─── Quoted passage

[Math] Books on geometric transformations and/or analytic geometry

analytic geometrygeometrylinear algebrareference-requesttransformation

I've been looking to expand my knowledge in geometry as it's not covered in my undergraduate curriculum.

For some reason I'm repelled by the classical approach (hopefully it will pass) as I feel it's not very connected to what we study but I could be wrong as I've only began recently.

Recently, in my "intro to proofs" course we studied plane isometries from a classical approach, and found it piqued my interest. I assume it has a modern treatment somewhere and generalizations?

Thus, I'm looking for literature involving:

  • Analytic Geometry (formal treatment of $n=2$ and $n=3$ would suffice).
    Atleast containing derivations of conics, quadratic surfaces, vector treatment of plane/space geometry. (to my understanding it's sometimes studied in highschool, perhaps there's a treatment an undergrad would enjoy?).
  • Transformations(*) and their derivations in euclidean space such as dilations, rotations, reflections, shear etc from coordinates point of view. Their derivations using matrices or complex numbers (as mentioned in wiki articles).

──────
─── Material provided

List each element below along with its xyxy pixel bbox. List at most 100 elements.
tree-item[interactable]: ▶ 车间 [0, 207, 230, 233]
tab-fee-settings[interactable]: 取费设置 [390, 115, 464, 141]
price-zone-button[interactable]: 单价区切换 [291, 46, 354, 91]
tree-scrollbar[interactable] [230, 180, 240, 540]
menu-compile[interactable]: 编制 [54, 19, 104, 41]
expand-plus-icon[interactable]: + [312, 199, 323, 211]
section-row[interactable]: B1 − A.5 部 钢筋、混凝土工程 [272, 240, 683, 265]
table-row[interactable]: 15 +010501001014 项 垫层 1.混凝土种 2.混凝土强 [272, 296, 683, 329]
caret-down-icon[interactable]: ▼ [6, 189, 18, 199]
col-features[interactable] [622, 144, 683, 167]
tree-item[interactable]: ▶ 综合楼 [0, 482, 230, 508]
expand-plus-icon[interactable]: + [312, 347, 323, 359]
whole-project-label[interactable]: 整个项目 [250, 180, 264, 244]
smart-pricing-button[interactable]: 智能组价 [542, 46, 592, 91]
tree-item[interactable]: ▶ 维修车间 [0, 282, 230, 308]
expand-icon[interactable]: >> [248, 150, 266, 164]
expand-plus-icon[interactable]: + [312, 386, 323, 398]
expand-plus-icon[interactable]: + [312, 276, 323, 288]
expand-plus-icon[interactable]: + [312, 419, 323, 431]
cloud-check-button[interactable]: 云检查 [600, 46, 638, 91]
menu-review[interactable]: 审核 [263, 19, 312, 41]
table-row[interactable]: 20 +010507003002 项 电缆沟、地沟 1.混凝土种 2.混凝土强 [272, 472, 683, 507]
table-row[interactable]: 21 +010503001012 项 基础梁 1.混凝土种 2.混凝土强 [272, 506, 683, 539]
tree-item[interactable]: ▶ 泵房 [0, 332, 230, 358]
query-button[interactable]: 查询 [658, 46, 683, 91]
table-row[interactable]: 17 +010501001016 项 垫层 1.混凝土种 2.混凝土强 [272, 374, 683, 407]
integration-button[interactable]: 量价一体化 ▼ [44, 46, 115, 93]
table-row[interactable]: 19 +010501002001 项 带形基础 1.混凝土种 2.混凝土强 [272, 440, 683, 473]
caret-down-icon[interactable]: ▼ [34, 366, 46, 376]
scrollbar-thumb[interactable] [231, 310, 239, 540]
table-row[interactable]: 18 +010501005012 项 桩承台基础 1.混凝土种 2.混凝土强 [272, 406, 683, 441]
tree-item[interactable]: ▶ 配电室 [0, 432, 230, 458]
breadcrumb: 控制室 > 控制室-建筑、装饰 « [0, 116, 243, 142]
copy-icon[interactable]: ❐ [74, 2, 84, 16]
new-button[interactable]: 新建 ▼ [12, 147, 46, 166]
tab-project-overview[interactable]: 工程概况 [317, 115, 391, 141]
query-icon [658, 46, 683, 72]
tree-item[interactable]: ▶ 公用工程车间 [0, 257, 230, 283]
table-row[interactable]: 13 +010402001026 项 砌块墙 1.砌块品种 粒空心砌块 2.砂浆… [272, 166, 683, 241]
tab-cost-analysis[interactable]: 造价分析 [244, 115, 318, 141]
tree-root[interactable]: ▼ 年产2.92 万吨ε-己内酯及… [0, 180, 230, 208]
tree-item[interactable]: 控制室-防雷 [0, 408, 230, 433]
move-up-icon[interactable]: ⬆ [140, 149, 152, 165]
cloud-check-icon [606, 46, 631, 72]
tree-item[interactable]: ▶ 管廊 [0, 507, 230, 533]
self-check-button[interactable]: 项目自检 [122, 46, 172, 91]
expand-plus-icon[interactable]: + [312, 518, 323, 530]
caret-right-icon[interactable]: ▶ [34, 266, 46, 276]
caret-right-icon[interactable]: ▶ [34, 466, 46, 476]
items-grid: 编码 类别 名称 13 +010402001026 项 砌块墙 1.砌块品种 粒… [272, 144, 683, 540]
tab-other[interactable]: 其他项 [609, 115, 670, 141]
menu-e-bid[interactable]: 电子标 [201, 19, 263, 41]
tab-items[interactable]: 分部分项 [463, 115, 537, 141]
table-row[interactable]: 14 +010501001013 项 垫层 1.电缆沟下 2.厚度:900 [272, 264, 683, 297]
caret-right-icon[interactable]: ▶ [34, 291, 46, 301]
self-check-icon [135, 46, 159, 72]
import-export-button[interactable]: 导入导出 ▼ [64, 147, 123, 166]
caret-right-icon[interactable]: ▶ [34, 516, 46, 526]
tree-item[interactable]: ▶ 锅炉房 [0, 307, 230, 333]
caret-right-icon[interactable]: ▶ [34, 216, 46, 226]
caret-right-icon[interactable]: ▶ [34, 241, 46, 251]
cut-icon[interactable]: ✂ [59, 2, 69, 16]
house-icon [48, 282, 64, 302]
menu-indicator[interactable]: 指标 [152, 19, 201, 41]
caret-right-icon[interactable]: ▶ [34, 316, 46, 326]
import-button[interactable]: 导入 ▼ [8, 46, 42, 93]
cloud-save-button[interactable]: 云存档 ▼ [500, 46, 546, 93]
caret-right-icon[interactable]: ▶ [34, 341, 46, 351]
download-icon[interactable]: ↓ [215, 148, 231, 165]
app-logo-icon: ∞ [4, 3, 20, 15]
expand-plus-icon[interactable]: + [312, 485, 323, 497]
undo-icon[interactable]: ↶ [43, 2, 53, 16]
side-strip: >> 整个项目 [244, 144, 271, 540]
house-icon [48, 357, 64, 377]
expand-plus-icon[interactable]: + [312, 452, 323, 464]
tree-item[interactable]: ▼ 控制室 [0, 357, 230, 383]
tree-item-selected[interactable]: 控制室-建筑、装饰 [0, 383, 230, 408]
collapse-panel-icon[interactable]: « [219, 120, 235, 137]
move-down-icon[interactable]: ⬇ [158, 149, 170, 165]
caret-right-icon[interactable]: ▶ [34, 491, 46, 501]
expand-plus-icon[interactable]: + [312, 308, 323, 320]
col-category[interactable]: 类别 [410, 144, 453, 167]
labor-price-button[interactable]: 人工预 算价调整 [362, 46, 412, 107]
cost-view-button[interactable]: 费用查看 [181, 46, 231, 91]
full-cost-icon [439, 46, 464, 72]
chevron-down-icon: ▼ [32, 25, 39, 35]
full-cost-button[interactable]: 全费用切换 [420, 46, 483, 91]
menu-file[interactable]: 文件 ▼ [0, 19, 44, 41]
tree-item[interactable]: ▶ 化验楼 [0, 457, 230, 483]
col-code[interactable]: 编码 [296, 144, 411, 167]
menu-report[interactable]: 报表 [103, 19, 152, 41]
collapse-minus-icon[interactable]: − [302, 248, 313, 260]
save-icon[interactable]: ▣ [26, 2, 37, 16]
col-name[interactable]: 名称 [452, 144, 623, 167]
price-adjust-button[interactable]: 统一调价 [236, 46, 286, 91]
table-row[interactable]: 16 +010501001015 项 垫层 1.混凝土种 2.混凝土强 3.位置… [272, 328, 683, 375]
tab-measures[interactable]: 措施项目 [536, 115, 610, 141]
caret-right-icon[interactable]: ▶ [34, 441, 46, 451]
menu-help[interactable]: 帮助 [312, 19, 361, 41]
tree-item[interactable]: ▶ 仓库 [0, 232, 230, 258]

──────

*List of tasks*:
1. In the question about geometry books, why does the writer say they feel repelled by the classical approach to geometry? Answer in one to three sentences.
2. Pick up the question about geometry books right after its last sentence and continue it in the same voice.
You can leave the entries aside; they play no part in the work here.

*Answers below*:
1. The writer feels the classical approach is not very connected to what they study. They add that they could be wrong, since they only began recently.

2.
(*) Linear Algebra books which contains these applications in geometry are acceptable. I have browsed the table of contents of several reccomended introductory books on linear algebra but they don't seem to cover the geometric perspective. Correct me if I'm wrong.

Edit: One book is out of reach, the other seems above my current level, so I've changed the requested literature slightly.

Best Answer

The book you are looking for is Emil Artin's Geometric Algebra. The book starts by showing how to derive the coordinate description of plane geometry from the usual axiomatization in terms of points and lines. The notions of translations and dilations are fundamental to this derivation. The second part of the book discusses some of the other transformations in the context of projective geometry.